**EXERCISE PROMPT**:
Images do not belong in the copy. Retype all the entries below exactly.

***

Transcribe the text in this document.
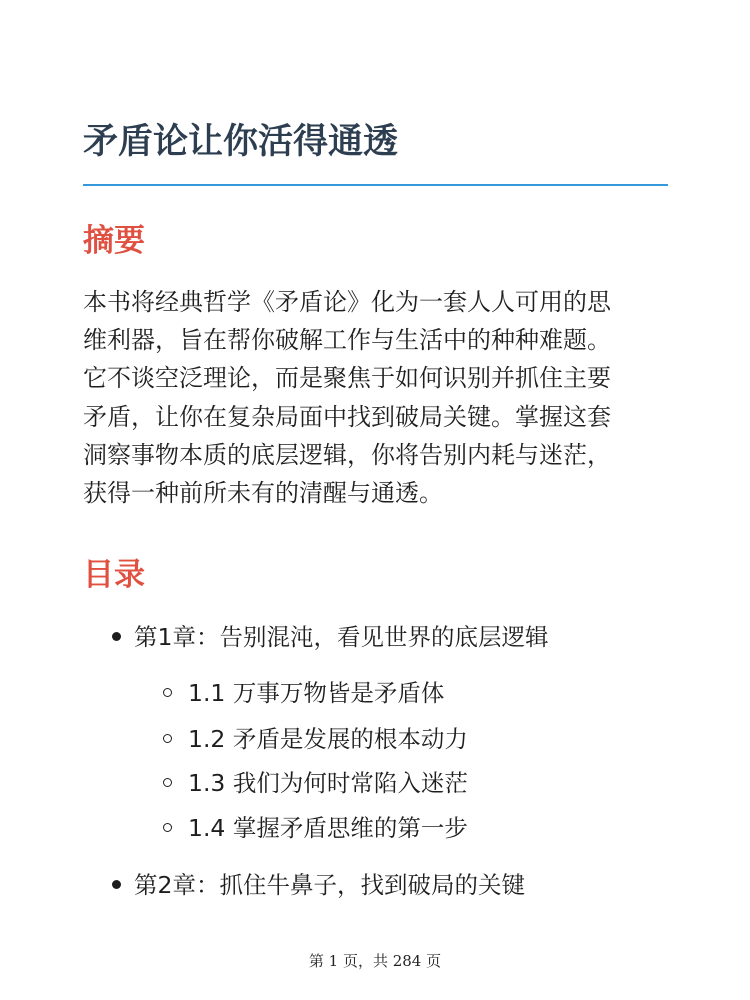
矛盾论让你活得通透
摘要

本书将经典哲学《矛盾论》化为一套人人可用的思
维利器，旨在帮你破解工作与生活中的种种难题。
它不谈空泛理论，而是聚焦于如何识别并抓住主要
矛盾，让你在复杂局面中找到破局关键。掌握这套
洞察事物本质的底层逻辑，你将告别内耗与迷茫，
获得一种前所未有的清醒与通透。

目录
第1章：告别混沌，看见世界的底层逻辑
1.1 万事万物皆是矛盾体
1.2 矛盾是发展的根本动力
1.3 我们为何时常陷入迷茫
1.4 掌握矛盾思维的第一步
第2章：抓住牛鼻子，找到破局的关键
第 1 页，共 284 页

***

**COMPLETED TASK**:
Transcribe the text in this document.
矛盾论让你活得通透
摘要

本书将经典哲学《矛盾论》化为一套人人可用的思
维利器，旨在帮你破解工作与生活中的种种难题。
它不谈空泛理论，而是聚焦于如何识别并抓住主要
矛盾，让你在复杂局面中找到破局关键。掌握这套
洞察事物本质的底层逻辑，你将告别内耗与迷茫，
获得一种前所未有的清醒与通透。

目录
第1章：告别混沌，看见世界的底层逻辑
1.1 万事万物皆是矛盾体
1.2 矛盾是发展的根本动力
1.3 我们为何时常陷入迷茫
1.4 掌握矛盾思维的第一步
第2章：抓住牛鼻子，找到破局的关键
第 1 页，共 284 页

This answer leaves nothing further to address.